Copy out only the lines from the line with "- data-point: [282, 743, 300, 758]" to the line with "- data-point: [471, 687, 489, 702]", changing "gradient-background" to "gradient-fill" and keeping everything else the same.

== Provided entries ==

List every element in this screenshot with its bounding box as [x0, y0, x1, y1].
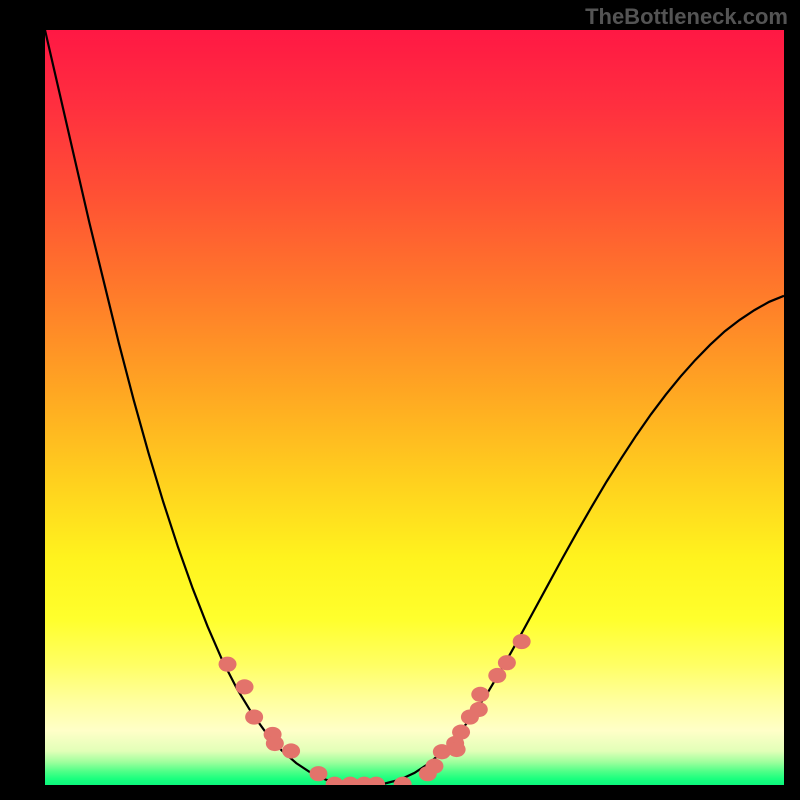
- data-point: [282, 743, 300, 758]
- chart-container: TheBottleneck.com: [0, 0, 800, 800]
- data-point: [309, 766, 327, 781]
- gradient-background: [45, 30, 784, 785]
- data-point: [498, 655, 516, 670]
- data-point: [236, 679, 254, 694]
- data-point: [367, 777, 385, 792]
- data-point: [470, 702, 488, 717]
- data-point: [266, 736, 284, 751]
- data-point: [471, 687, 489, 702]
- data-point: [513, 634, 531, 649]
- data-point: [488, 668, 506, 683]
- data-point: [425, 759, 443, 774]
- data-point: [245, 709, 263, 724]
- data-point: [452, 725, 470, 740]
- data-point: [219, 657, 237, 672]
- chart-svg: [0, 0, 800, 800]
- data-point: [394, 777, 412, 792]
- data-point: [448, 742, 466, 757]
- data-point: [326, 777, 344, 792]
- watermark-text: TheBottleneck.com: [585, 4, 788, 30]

===

Solution to the problem
- data-point: [282, 743, 300, 758]
- chart-container: TheBottleneck.com: [0, 0, 800, 800]
- data-point: [309, 766, 327, 781]
- gradient-fill: [45, 30, 784, 785]
- data-point: [498, 655, 516, 670]
- data-point: [236, 679, 254, 694]
- data-point: [367, 777, 385, 792]
- data-point: [470, 702, 488, 717]
- data-point: [266, 736, 284, 751]
- data-point: [471, 687, 489, 702]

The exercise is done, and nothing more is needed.